▸ Exercise
Go over the entries below line by line, copying each one that contains the word "account".

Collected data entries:

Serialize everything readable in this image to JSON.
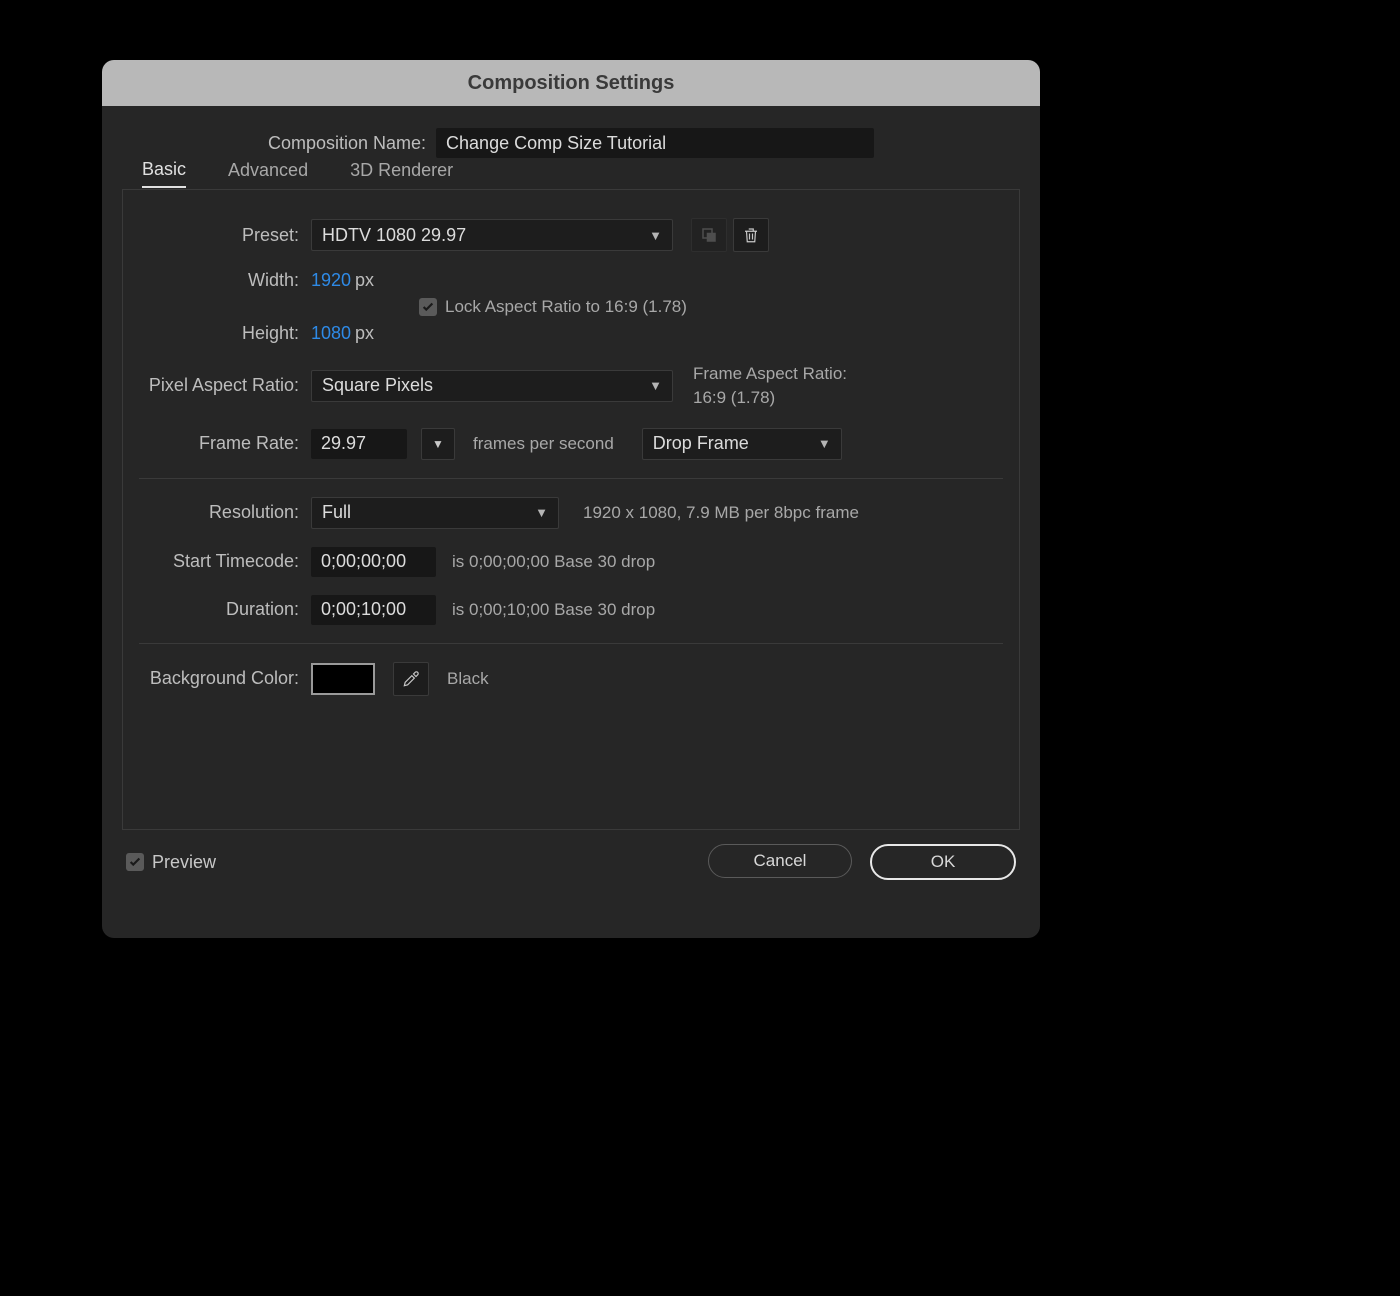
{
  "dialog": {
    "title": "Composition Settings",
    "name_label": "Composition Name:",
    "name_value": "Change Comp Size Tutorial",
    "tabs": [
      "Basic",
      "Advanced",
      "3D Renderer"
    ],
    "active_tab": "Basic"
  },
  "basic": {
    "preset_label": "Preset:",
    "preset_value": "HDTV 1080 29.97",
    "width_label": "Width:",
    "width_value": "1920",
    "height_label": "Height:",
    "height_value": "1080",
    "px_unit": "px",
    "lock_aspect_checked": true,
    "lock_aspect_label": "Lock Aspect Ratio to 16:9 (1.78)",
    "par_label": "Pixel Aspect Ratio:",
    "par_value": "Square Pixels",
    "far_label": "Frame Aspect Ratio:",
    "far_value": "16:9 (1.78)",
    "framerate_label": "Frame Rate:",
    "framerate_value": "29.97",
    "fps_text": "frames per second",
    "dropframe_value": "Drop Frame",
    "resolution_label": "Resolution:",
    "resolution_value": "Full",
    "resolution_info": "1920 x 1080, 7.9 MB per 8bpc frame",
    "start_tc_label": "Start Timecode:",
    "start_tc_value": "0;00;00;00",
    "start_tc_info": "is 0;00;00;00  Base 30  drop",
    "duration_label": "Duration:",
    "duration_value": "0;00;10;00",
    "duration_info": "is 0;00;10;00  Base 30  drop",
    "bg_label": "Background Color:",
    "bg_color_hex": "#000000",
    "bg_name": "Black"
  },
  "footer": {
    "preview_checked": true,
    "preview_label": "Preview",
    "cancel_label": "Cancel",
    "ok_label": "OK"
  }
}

...

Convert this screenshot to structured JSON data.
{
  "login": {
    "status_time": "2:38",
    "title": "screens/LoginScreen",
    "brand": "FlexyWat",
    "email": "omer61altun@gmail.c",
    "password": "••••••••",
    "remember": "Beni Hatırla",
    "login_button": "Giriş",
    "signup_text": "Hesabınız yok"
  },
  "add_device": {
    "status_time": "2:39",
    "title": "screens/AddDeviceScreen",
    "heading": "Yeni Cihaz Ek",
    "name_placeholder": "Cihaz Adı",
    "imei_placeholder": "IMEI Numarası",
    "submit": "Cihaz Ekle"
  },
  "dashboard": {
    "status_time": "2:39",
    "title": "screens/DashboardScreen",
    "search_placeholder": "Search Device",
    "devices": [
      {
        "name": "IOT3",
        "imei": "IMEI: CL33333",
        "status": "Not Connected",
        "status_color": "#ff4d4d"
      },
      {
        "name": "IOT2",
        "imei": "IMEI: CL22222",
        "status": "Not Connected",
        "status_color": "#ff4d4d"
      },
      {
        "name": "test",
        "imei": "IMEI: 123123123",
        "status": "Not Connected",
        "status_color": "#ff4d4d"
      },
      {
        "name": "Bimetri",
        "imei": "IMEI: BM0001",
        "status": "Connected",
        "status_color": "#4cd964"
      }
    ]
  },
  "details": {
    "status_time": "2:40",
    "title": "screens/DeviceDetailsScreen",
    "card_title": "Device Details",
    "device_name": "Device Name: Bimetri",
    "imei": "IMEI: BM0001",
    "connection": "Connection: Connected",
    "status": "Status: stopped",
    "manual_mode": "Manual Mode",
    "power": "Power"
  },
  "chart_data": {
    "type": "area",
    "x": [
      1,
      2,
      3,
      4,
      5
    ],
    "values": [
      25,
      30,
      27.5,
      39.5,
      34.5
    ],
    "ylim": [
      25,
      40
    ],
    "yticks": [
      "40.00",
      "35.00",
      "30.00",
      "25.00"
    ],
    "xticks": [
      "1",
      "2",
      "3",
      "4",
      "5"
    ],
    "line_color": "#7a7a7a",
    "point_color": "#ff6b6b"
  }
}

---

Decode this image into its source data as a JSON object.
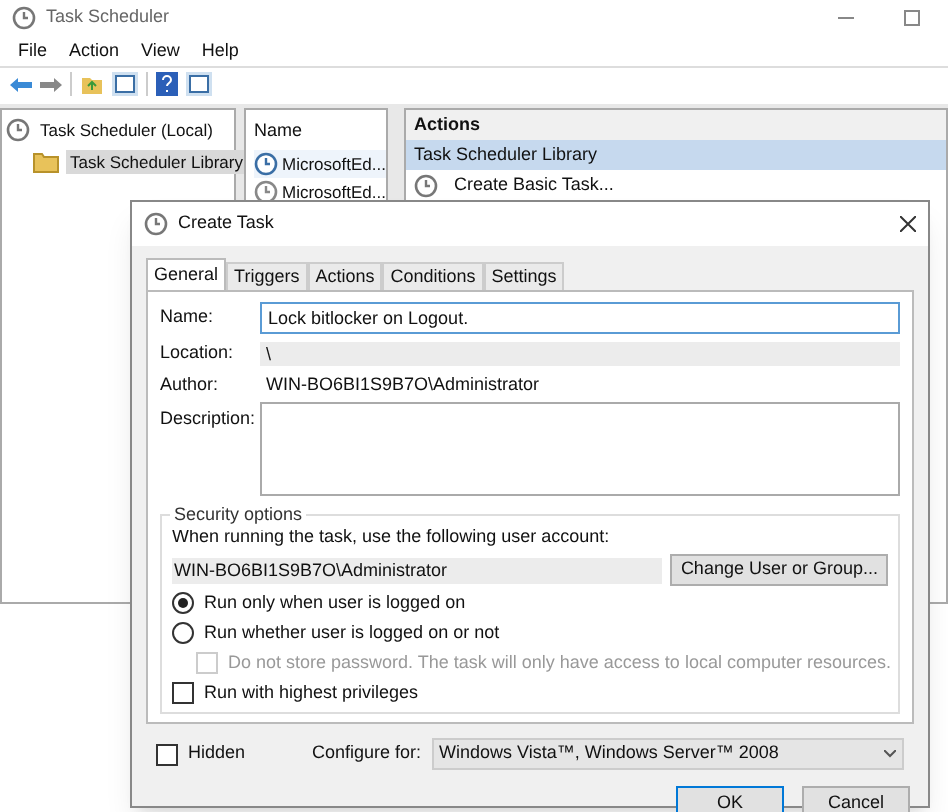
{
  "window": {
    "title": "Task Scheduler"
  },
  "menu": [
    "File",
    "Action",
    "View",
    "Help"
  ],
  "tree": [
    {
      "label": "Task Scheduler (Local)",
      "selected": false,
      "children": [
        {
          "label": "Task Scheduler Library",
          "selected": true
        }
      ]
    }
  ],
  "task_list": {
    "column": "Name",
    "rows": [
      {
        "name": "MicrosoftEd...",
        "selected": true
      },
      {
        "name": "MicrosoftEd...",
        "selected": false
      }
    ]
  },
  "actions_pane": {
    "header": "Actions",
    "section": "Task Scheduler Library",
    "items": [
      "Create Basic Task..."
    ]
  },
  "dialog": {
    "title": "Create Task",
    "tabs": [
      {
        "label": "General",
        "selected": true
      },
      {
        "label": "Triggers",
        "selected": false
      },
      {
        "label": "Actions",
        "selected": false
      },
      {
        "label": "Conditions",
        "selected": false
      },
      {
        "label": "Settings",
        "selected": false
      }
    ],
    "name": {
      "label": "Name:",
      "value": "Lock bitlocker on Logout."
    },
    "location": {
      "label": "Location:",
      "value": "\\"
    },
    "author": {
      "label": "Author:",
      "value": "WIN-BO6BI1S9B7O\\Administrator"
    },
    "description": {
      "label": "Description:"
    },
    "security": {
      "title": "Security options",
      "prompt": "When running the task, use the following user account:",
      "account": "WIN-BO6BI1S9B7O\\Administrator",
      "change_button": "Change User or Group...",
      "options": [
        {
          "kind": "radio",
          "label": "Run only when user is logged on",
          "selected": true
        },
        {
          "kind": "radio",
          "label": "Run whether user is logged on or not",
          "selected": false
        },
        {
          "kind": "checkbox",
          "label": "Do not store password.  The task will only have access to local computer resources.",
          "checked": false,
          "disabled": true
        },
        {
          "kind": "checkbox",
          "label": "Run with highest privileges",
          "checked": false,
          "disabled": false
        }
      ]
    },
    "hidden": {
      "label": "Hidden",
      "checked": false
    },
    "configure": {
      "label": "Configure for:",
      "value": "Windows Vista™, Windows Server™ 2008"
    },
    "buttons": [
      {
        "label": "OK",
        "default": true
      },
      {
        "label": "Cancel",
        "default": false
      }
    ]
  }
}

▸ Task answer
      "prompt": "When running the task, use the following user account:",
      "account": "WIN-BO6BI1S9B7O\\Administrator",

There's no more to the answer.